#### TASK:
Gather every line holding the string "anteriores".

#### DATA FOR PROCESSING:
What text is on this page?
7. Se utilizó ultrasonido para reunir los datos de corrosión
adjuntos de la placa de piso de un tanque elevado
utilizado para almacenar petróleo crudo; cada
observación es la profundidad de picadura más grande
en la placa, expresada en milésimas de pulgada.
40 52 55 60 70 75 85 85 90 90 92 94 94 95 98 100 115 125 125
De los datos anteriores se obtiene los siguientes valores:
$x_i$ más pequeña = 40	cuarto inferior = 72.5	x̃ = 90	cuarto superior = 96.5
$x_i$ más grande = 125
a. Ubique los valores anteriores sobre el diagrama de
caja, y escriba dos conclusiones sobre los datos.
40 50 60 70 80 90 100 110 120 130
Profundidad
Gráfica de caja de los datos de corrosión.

#### RESULT:
De los datos anteriores se obtiene los siguientes valores:
a. Ubique los valores anteriores sobre el diagrama de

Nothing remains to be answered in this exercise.